### Description of the task
Determine which lines contain the word "FAs₁", then copy those lines.

### Input data
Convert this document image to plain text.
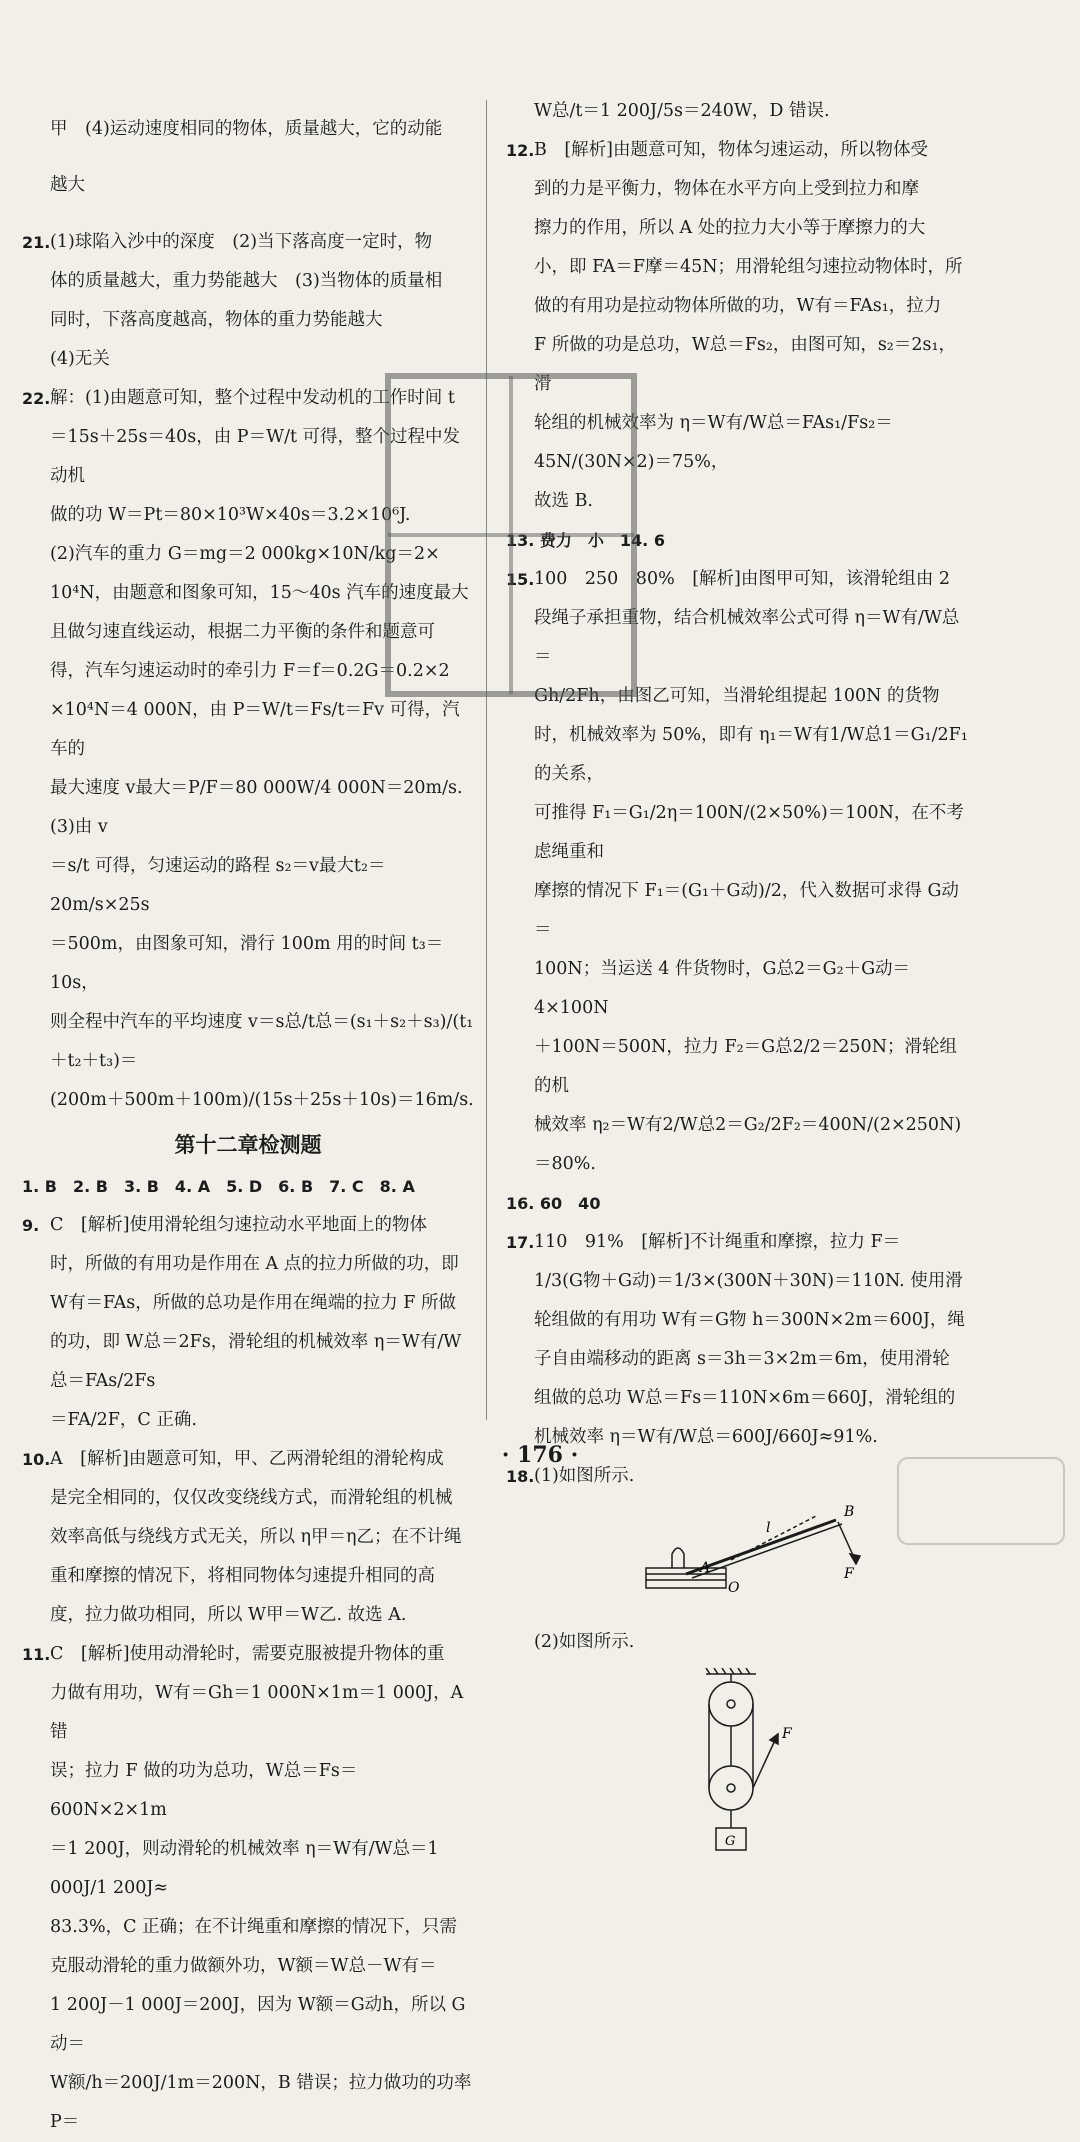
甲　(4)运动速度相同的物体，质量越大，它的动能

越大

21. (1)球陷入沙中的深度　(2)当下落高度一定时，物

体的质量越大，重力势能越大　(3)当物体的质量相

同时，下落高度越高，物体的重力势能越大

(4)无关

22. 解：(1)由题意可知，整个过程中发动机的工作时间 t

＝15s＋25s＝40s，由 P＝W/t 可得，整个过程中发动机

做的功 W＝Pt＝80×10³W×40s＝3.2×10⁶J.

(2)汽车的重力 G＝mg＝2 000kg×10N/kg＝2×

10⁴N，由题意和图象可知，15～40s 汽车的速度最大

且做匀速直线运动，根据二力平衡的条件和题意可

得，汽车匀速运动时的牵引力 F＝f＝0.2G＝0.2×2

×10⁴N＝4 000N，由 P＝W/t＝Fs/t＝Fv 可得，汽车的

最大速度 v最大＝P/F＝80 000W/4 000N＝20m/s.　(3)由 v

＝s/t 可得，匀速运动的路程 s₂＝v最大t₂＝20m/s×25s

＝500m，由图象可知，滑行 100m 用的时间 t₃＝10s，

则全程中汽车的平均速度 v＝s总/t总＝(s₁＋s₂＋s₃)/(t₁＋t₂＋t₃)＝

(200m＋500m＋100m)/(15s＋25s＋10s)＝16m/s.

第十二章检测题
1. B　2. B　3. B　4. A　5. D　6. B　7. C　8. A
9. C　[解析]使用滑轮组匀速拉动水平地面上的物体

时，所做的有用功是作用在 A 点的拉力所做的功，即

W有＝FAs，所做的总功是作用在绳端的拉力 F 所做

的功，即 W总＝2Fs，滑轮组的机械效率 η＝W有/W总＝FAs/2Fs

＝FA/2F，C 正确.

10. A　[解析]由题意可知，甲、乙两滑轮组的滑轮构成

是完全相同的，仅仅改变绕线方式，而滑轮组的机械

效率高低与绕线方式无关，所以 η甲＝η乙；在不计绳

重和摩擦的情况下，将相同物体匀速提升相同的高

度，拉力做功相同，所以 W甲＝W乙. 故选 A.

11. C　[解析]使用动滑轮时，需要克服被提升物体的重

力做有用功，W有＝Gh＝1 000N×1m＝1 000J，A 错

误；拉力 F 做的功为总功，W总＝Fs＝600N×2×1m

＝1 200J，则动滑轮的机械效率 η＝W有/W总＝1 000J/1 200J≈

83.3%，C 正确；在不计绳重和摩擦的情况下，只需

克服动滑轮的重力做额外功，W额＝W总－W有＝

1 200J－1 000J＝200J，因为 W额＝G动h，所以 G动＝

W额/h＝200J/1m＝200N，B 错误；拉力做功的功率 P＝

W总/t＝1 200J/5s＝240W，D 错误.
12. B　[解析]由题意可知，物体匀速运动，所以物体受

到的力是平衡力，物体在水平方向上受到拉力和摩

擦力的作用，所以 A 处的拉力大小等于摩擦力的大

小，即 FA＝F摩＝45N；用滑轮组匀速拉动物体时，所

做的有用功是拉动物体所做的功，W有＝FAs₁，拉力

F 所做的功是总功，W总＝Fs₂，由图可知，s₂＝2s₁，滑

轮组的机械效率为 η＝W有/W总＝FAs₁/Fs₂＝45N/(30N×2)＝75%，

故选 B.

13. 费力　小　14. 6
15. 100　250　80%　[解析]由图甲可知，该滑轮组由 2

段绳子承担重物，结合机械效率公式可得 η＝W有/W总＝

Gh/2Fh，由图乙可知，当滑轮组提起 100N 的货物

时，机械效率为 50%，即有 η₁＝W有1/W总1＝G₁/2F₁ 的关系，

可推得 F₁＝G₁/2η＝100N/(2×50%)＝100N，在不考虑绳重和

摩擦的情况下 F₁＝(G₁＋G动)/2，代入数据可求得 G动＝

100N；当运送 4 件货物时，G总2＝G₂＋G动＝4×100N

＋100N＝500N，拉力 F₂＝G总2/2＝250N；滑轮组的机

械效率 η₂＝W有2/W总2＝G₂/2F₂＝400N/(2×250N)＝80%.

16. 60　40
17. 110　91%　[解析]不计绳重和摩擦，拉力 F＝

1/3(G物＋G动)＝1/3×(300N＋30N)＝110N. 使用滑

轮组做的有用功 W有＝G物 h＝300N×2m＝600J，绳

子自由端移动的距离 s＝3h＝3×2m＝6m，使用滑轮

组做的总功 W总＝Fs＝110N×6m＝660J，滑轮组的

机械效率 η＝W有/W总＝600J/660J≈91%.

18. (1)如图所示.

B
l
A
O
F
(2)如图所示.
F
G
· 176 ·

### Response to this exercise
做的有用功是拉动物体所做的功，W有＝FAs₁，拉力
轮组的机械效率为 η＝W有/W总＝FAs₁/Fs₂＝45N/(30N×2)＝75%，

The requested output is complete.